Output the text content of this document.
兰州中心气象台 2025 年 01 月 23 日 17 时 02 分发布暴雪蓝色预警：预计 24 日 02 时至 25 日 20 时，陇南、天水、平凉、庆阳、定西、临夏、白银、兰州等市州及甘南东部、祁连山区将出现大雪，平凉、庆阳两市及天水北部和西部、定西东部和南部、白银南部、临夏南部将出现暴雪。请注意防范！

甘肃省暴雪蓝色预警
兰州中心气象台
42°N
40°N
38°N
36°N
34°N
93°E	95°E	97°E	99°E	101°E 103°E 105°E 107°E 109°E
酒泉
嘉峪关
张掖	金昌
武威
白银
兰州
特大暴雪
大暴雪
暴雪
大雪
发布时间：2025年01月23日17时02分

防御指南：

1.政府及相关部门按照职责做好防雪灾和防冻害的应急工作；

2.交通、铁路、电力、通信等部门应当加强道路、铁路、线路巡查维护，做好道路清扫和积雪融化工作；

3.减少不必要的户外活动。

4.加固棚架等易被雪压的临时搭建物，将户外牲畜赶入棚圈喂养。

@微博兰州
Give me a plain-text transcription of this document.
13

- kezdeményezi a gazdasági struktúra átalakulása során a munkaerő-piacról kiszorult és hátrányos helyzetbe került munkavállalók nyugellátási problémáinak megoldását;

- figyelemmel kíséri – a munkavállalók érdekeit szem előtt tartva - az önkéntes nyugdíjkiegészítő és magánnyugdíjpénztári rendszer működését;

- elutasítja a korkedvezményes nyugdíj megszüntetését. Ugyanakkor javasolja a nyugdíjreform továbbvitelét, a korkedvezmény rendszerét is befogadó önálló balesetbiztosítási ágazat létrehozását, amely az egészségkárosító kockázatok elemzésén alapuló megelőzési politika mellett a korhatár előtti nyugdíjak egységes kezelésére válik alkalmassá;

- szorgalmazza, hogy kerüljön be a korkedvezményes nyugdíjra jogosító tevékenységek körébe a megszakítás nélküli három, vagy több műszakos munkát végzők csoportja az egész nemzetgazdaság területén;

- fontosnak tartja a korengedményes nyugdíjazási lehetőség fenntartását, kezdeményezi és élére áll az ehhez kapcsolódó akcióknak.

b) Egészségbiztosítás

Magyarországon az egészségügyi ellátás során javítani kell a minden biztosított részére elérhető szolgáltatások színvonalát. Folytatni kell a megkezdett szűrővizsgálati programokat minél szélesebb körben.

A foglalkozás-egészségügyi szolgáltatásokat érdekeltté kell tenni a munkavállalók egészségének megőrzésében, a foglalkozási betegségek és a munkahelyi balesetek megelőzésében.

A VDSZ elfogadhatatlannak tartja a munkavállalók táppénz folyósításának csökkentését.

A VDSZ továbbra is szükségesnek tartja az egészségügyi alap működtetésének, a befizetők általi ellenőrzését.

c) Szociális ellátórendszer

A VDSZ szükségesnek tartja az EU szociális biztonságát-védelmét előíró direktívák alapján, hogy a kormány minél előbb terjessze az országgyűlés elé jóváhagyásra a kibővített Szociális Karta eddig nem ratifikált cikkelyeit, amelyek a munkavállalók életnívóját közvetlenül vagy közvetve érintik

[Exercise prompt]
Gather each line of the records holding the string "this".

[Finished exercise]
Output the text content of this document.
Give me a plain-text transcription of this document.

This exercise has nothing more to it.